(Figure record extracts)
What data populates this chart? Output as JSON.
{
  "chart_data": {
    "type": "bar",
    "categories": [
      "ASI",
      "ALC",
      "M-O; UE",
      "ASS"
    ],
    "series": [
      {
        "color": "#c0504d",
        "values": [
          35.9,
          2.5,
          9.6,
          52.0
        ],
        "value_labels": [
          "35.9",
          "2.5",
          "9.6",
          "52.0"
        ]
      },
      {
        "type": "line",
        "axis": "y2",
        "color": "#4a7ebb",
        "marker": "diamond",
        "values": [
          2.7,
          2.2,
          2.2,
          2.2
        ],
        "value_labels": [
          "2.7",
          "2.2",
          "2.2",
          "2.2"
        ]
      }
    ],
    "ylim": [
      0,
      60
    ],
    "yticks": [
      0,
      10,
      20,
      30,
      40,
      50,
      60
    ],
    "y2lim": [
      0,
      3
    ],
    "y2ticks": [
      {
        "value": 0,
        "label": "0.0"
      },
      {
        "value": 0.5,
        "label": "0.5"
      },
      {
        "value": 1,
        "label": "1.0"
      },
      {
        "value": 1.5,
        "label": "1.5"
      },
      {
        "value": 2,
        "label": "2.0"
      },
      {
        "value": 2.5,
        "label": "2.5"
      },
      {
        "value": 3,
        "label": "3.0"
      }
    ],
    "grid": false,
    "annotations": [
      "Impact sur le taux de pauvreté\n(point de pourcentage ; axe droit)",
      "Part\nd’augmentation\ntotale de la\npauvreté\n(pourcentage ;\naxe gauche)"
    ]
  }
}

EXERCISE AIM: Copy each line of the data above without altering a single character.

FULL SOLUTION:
What data populates this chart? Output as JSON.
{
  "chart_data": {
    "type": "bar",
    "categories": [
      "ASI",
      "ALC",
      "M-O; UE",
      "ASS"
    ],
    "series": [
      {
        "color": "#c0504d",
        "values": [
          35.9,
          2.5,
          9.6,
          52.0
        ],
        "value_labels": [
          "35.9",
          "2.5",
          "9.6",
          "52.0"
        ]
      },
      {
        "type": "line",
        "axis": "y2",
        "color": "#4a7ebb",
        "marker": "diamond",
        "values": [
          2.7,
          2.2,
          2.2,
          2.2
        ],
        "value_labels": [
          "2.7",
          "2.2",
          "2.2",
          "2.2"
        ]
      }
    ],
    "ylim": [
      0,
      60
    ],
    "yticks": [
      0,
      10,
      20,
      30,
      40,
      50,
      60
    ],
    "y2lim": [
      0,
      3
    ],
    "y2ticks": [
      {
        "value": 0,
        "label": "0.0"
      },
      {
        "value": 0.5,
        "label": "0.5"
      },
      {
        "value": 1,
        "label": "1.0"
      },
      {
        "value": 1.5,
        "label": "1.5"
      },
      {
        "value": 2,
        "label": "2.0"
      },
      {
        "value": 2.5,
        "label": "2.5"
      },
      {
        "value": 3,
        "label": "3.0"
      }
    ],
    "grid": false,
    "annotations": [
      "Impact sur le taux de pauvreté\n(point de pourcentage ; axe droit)",
      "Part\nd’augmentation\ntotale de la\npauvreté\n(pourcentage ;\naxe gauche)"
    ]
  }
}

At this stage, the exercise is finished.